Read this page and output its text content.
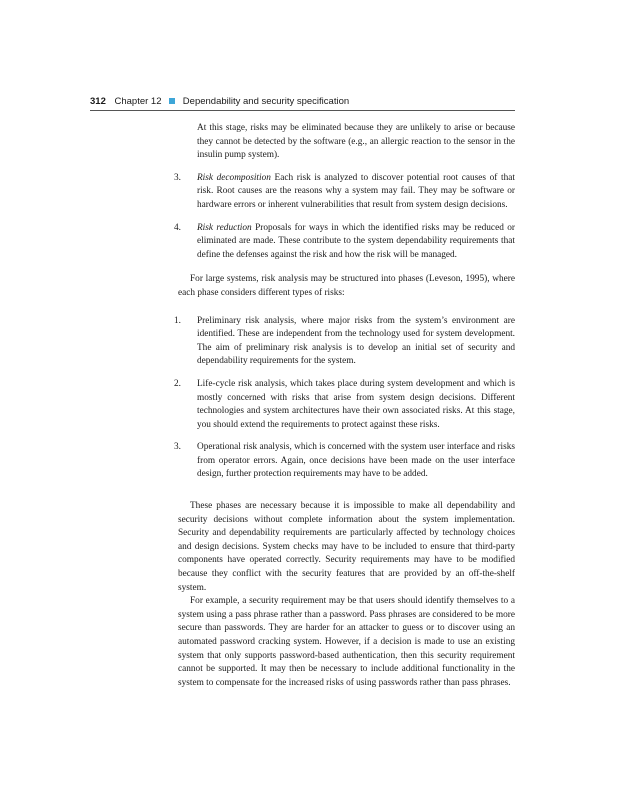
312 Chapter 12 Dependability and security specification

At this stage, risks may be eliminated because they are unlikely to arise or because they cannot be detected by the software (e.g., an allergic reaction to the sensor in the insulin pump system).

3. Risk decomposition Each risk is analyzed to discover potential root causes of that risk. Root causes are the reasons why a system may fail. They may be software or hardware errors or inherent vulnerabilities that result from system design decisions.
4. Risk reduction Proposals for ways in which the identified risks may be reduced or eliminated are made. These contribute to the system dependability requirements that define the defenses against the risk and how the risk will be managed.

For large systems, risk analysis may be structured into phases (Leveson, 1995), where each phase considers different types of risks:

1. Preliminary risk analysis, where major risks from the system’s environment are identified. These are independent from the technology used for system development. The aim of preliminary risk analysis is to develop an initial set of security and dependability requirements for the system.
2. Life-cycle risk analysis, which takes place during system development and which is mostly concerned with risks that arise from system design decisions. Different technologies and system architectures have their own associated risks. At this stage, you should extend the requirements to protect against these risks.
3. Operational risk analysis, which is concerned with the system user interface and risks from operator errors. Again, once decisions have been made on the user interface design, further protection requirements may have to be added.

These phases are necessary because it is impossible to make all dependability and security decisions without complete information about the system implementation. Security and dependability requirements are particularly affected by technology choices and design decisions. System checks may have to be included to ensure that third-party components have operated correctly. Security requirements may have to be modified because they conflict with the security features that are provided by an off-the-shelf system.

For example, a security requirement may be that users should identify themselves to a system using a pass phrase rather than a password. Pass phrases are considered to be more secure than passwords. They are harder for an attacker to guess or to discover using an automated password cracking system. However, if a decision is made to use an existing system that only supports password-based authentication, then this security requirement cannot be supported. It may then be necessary to include additional functionality in the system to compensate for the increased risks of using passwords rather than pass phrases.
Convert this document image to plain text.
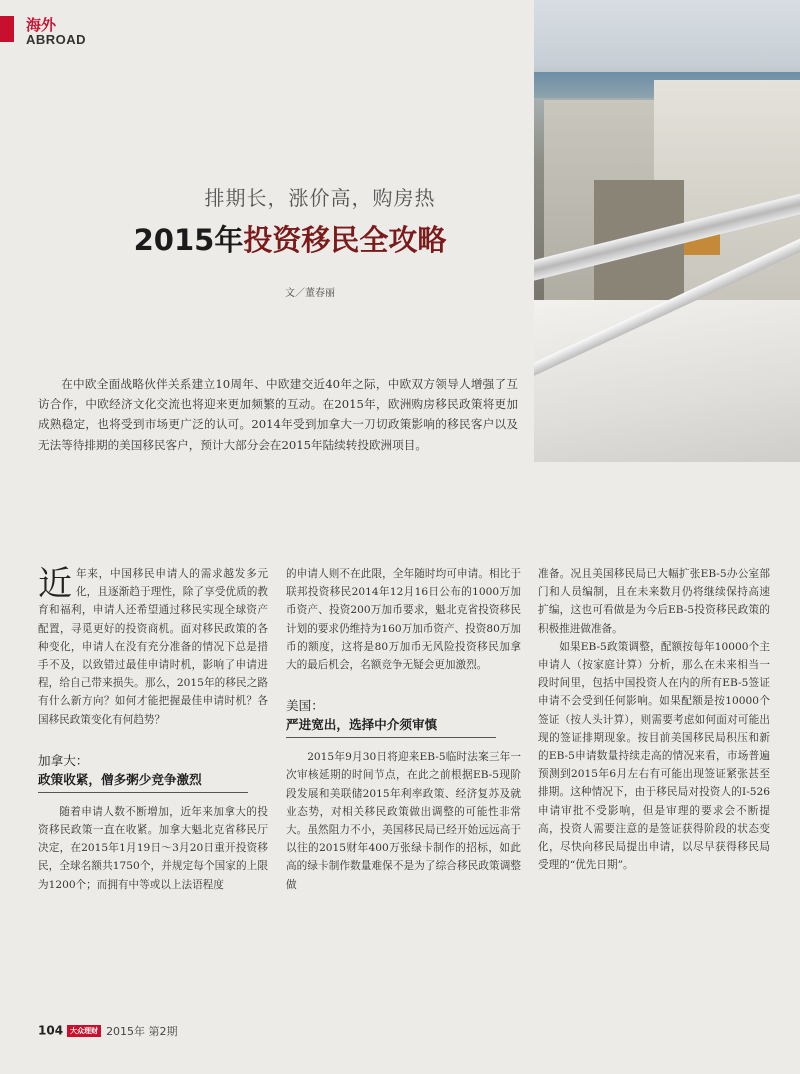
海外
ABROAD
排期长，涨价高，购房热
2015年投资移民全攻略
文／董春丽

在中欧全面战略伙伴关系建立10周年、中欧建交近40年之际，中欧双方领导人增强了互访合作，中欧经济文化交流也将迎来更加频繁的互动。在2015年，欧洲购房移民政策将更加成熟稳定，也将受到市场更广泛的认可。2014年受到加拿大一刀切政策影响的移民客户以及无法等待排期的美国移民客户，预计大部分会在2015年陆续转投欧洲项目。

近年来，中国移民申请人的需求越发多元化，且逐渐趋于理性，除了享受优质的教育和福利，申请人还希望通过移民实现全球资产配置，寻觅更好的投资商机。面对移民政策的各种变化，申请人在没有充分准备的情况下总是措手不及，以致错过最佳申请时机，影响了申请进程，给自己带来损失。那么，2015年的移民之路有什么新方向？如何才能把握最佳申请时机？各国移民政策变化有何趋势？

加拿大：
政策收紧，僧多粥少竞争激烈

随着申请人数不断增加，近年来加拿大的投资移民政策一直在收紧。加拿大魁北克省移民厅决定，在2015年1月19日～3月20日重开投资移民，全球名额共1750个，并规定每个国家的上限为1200个；而拥有中等或以上法语程度

的申请人则不在此限，全年随时均可申请。相比于联邦投资移民2014年12月16日公布的1000万加币资产、投资200万加币要求，魁北克省投资移民计划的要求仍维持为160万加币资产、投资80万加币的额度，这将是80万加币无风险投资移民加拿大的最后机会，名额竞争无疑会更加激烈。

美国：
严进宽出，选择中介须审慎

2015年9月30日将迎来EB-5临时法案三年一次审核延期的时间节点，在此之前根据EB-5现阶段发展和美联储2015年利率政策、经济复苏及就业态势，对相关移民政策做出调整的可能性非常大。虽然阻力不小，美国移民局已经开始远远高于以往的2015财年400万张绿卡制作的招标，如此高的绿卡制作数量难保不是为了综合移民政策调整做

准备。况且美国移民局已大幅扩张EB-5办公室部门和人员编制，且在未来数月仍将继续保持高速扩编，这也可看做是为今后EB-5投资移民政策的积极推进做准备。

如果EB-5政策调整，配额按每年10000个主申请人（按家庭计算）分析，那么在未来相当一段时间里，包括中国投资人在内的所有EB-5签证申请不会受到任何影响。如果配额是按10000个签证（按人头计算），则需要考虑如何面对可能出现的签证排期现象。按目前美国移民局积压和新的EB-5申请数量持续走高的情况来看，市场普遍预测到2015年6月左右有可能出现签证紧张甚至排期。这种情况下，由于移民局对投资人的I-526申请审批不受影响，但是审理的要求会不断提高，投资人需要注意的是签证获得阶段的状态变化，尽快向移民局提出申请，以尽早获得移民局受理的“优先日期”。

104 大众理财 2015年 第2期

• **AIM OF THE TASK**: Each entry gets copied exactly; the pictures stay out.

• **OUTPUT FOR THIS TASK**:
Read this page and output its text content.
312 Chapter 12 Dependability and security specification

At this stage, risks may be eliminated because they are unlikely to arise or because they cannot be detected by the software (e.g., an allergic reaction to the sensor in the insulin pump system).

3. Risk decomposition Each risk is analyzed to discover potential root causes of that risk. Root causes are the reasons why a system may fail. They may be software or hardware errors or inherent vulnerabilities that result from system design decisions.
4. Risk reduction Proposals for ways in which the identified risks may be reduced or eliminated are made. These contribute to the system dependability requirements that define the defenses against the risk and how the risk will be managed.

For large systems, risk analysis may be structured into phases (Leveson, 1995), where each phase considers different types of risks:

1. Preliminary risk analysis, where major risks from the system’s environment are identified. These are independent from the technology used for system development. The aim of preliminary risk analysis is to develop an initial set of security and dependability requirements for the system.
2. Life-cycle risk analysis, which takes place during system development and which is mostly concerned with risks that arise from system design decisions. Different technologies and system architectures have their own associated risks. At this stage, you should extend the requirements to protect against these risks.
3. Operational risk analysis, which is concerned with the system user interface and risks from operator errors. Again, once decisions have been made on the user interface design, further protection requirements may have to be added.

These phases are necessary because it is impossible to make all dependability and security decisions without complete information about the system implementation. Security and dependability requirements are particularly affected by technology choices and design decisions. System checks may have to be included to ensure that third-party components have operated correctly. Security requirements may have to be modified because they conflict with the security features that are provided by an off-the-shelf system.

For example, a security requirement may be that users should identify themselves to a system using a pass phrase rather than a password. Pass phrases are considered to be more secure than passwords. They are harder for an attacker to guess or to discover using an automated password cracking system. However, if a decision is made to use an existing system that only supports password-based authentication, then this security requirement cannot be supported. It may then be necessary to include additional functionality in the system to compensate for the increased risks of using passwords rather than pass phrases.
Convert this document image to plain text.
海外
ABROAD
排期长，涨价高，购房热
2015年投资移民全攻略
文／董春丽

在中欧全面战略伙伴关系建立10周年、中欧建交近40年之际，中欧双方领导人增强了互访合作，中欧经济文化交流也将迎来更加频繁的互动。在2015年，欧洲购房移民政策将更加成熟稳定，也将受到市场更广泛的认可。2014年受到加拿大一刀切政策影响的移民客户以及无法等待排期的美国移民客户，预计大部分会在2015年陆续转投欧洲项目。

近年来，中国移民申请人的需求越发多元化，且逐渐趋于理性，除了享受优质的教育和福利，申请人还希望通过移民实现全球资产配置，寻觅更好的投资商机。面对移民政策的各种变化，申请人在没有充分准备的情况下总是措手不及，以致错过最佳申请时机，影响了申请进程，给自己带来损失。那么，2015年的移民之路有什么新方向？如何才能把握最佳申请时机？各国移民政策变化有何趋势？

加拿大：
政策收紧，僧多粥少竞争激烈

随着申请人数不断增加，近年来加拿大的投资移民政策一直在收紧。加拿大魁北克省移民厅决定，在2015年1月19日～3月20日重开投资移民，全球名额共1750个，并规定每个国家的上限为1200个；而拥有中等或以上法语程度

的申请人则不在此限，全年随时均可申请。相比于联邦投资移民2014年12月16日公布的1000万加币资产、投资200万加币要求，魁北克省投资移民计划的要求仍维持为160万加币资产、投资80万加币的额度，这将是80万加币无风险投资移民加拿大的最后机会，名额竞争无疑会更加激烈。

美国：
严进宽出，选择中介须审慎

2015年9月30日将迎来EB-5临时法案三年一次审核延期的时间节点，在此之前根据EB-5现阶段发展和美联储2015年利率政策、经济复苏及就业态势，对相关移民政策做出调整的可能性非常大。虽然阻力不小，美国移民局已经开始远远高于以往的2015财年400万张绿卡制作的招标，如此高的绿卡制作数量难保不是为了综合移民政策调整做

准备。况且美国移民局已大幅扩张EB-5办公室部门和人员编制，且在未来数月仍将继续保持高速扩编，这也可看做是为今后EB-5投资移民政策的积极推进做准备。

如果EB-5政策调整，配额按每年10000个主申请人（按家庭计算）分析，那么在未来相当一段时间里，包括中国投资人在内的所有EB-5签证申请不会受到任何影响。如果配额是按10000个签证（按人头计算），则需要考虑如何面对可能出现的签证排期现象。按目前美国移民局积压和新的EB-5申请数量持续走高的情况来看，市场普遍预测到2015年6月左右有可能出现签证紧张甚至排期。这种情况下，由于移民局对投资人的I-526申请审批不受影响，但是审理的要求会不断提高，投资人需要注意的是签证获得阶段的状态变化，尽快向移民局提出申请，以尽早获得移民局受理的“优先日期”。

104 大众理财 2015年 第2期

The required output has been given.